▶ Exercise brief: Look for the word "count" in the entries below, then copy every line that has it.
────────────────
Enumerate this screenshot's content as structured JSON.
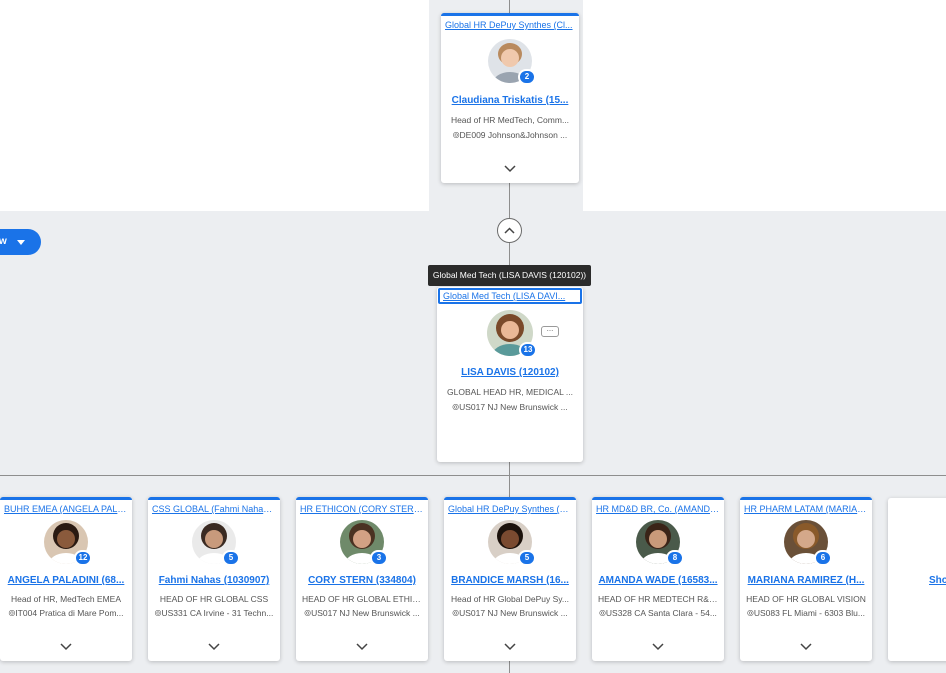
{
  "view_button": {
    "label": "w",
    "icon": "caret-down-icon"
  },
  "tooltip": "Global Med Tech (LISA DAVIS (120102))",
  "top_card": {
    "org": "Global HR DePuy Synthes (Cl...",
    "name": "Claudiana Triskatis (15...",
    "title": "Head of HR MedTech, Comm...",
    "location": "DE009 Johnson&Johnson ...",
    "count": "2"
  },
  "main_card": {
    "org": "Global Med Tech (LISA DAVI...",
    "name": "LISA DAVIS (120102)",
    "title": "GLOBAL HEAD HR, MEDICAL ...",
    "location": "US017 NJ New Brunswick ...",
    "count": "13",
    "more_label": "..."
  },
  "children": [
    {
      "org": "BUHR EMEA (ANGELA PALA...",
      "name": "ANGELA PALADINI (68...",
      "title": "Head of HR, MedTech EMEA",
      "location": "IT004 Pratica di Mare Pom...",
      "count": "12",
      "skin": "#8a5a3c",
      "hair": "#2a1a12",
      "bg": "#d9c6b2"
    },
    {
      "org": "CSS GLOBAL (Fahmi Nahas (...",
      "name": "Fahmi Nahas (1030907)",
      "title": "HEAD OF HR GLOBAL CSS",
      "location": "US331 CA Irvine - 31 Techn...",
      "count": "5",
      "skin": "#c89a7c",
      "hair": "#3a2a22",
      "bg": "#eaeaea"
    },
    {
      "org": "HR ETHICON (CORY STERN (...",
      "name": "CORY STERN (334804)",
      "title": "HEAD OF HR GLOBAL ETHIC...",
      "location": "US017 NJ New Brunswick ...",
      "count": "3",
      "skin": "#d2a184",
      "hair": "#4a3222",
      "bg": "#6f8a6a"
    },
    {
      "org": "Global HR DePuy Synthes (B...",
      "name": "BRANDICE MARSH (16...",
      "title": "Head of HR Global DePuy Sy...",
      "location": "US017 NJ New Brunswick ...",
      "count": "5",
      "skin": "#7a4a30",
      "hair": "#1c120c",
      "bg": "#d8cfc6"
    },
    {
      "org": "HR MD&D BR, Co. (AMANDA ...",
      "name": "AMANDA WADE (16583...",
      "title": "HEAD OF HR MEDTECH R&D ...",
      "location": "US328 CA Santa Clara - 54...",
      "count": "8",
      "skin": "#c99a7a",
      "hair": "#3a2418",
      "bg": "#4a5a4a"
    },
    {
      "org": "HR PHARM LATAM (MARIAN...",
      "name": "MARIANA RAMIREZ (H...",
      "title": "HEAD OF HR GLOBAL VISION",
      "location": "US083 FL Miami - 6303 Blu...",
      "count": "6",
      "skin": "#d4a88a",
      "hair": "#8a5a2a",
      "bg": "#6a5038"
    }
  ],
  "show_more": "Sho",
  "colors": {
    "accent": "#1a73e8",
    "connector": "#8e8e8e",
    "canvas": "#eceef1"
  }
}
────────────────
▶ The solution:
    "count": "2"
    "count": "13",
      "count": "12",
      "count": "5",
      "count": "3",
      "count": "5",
      "count": "8",
      "count": "6",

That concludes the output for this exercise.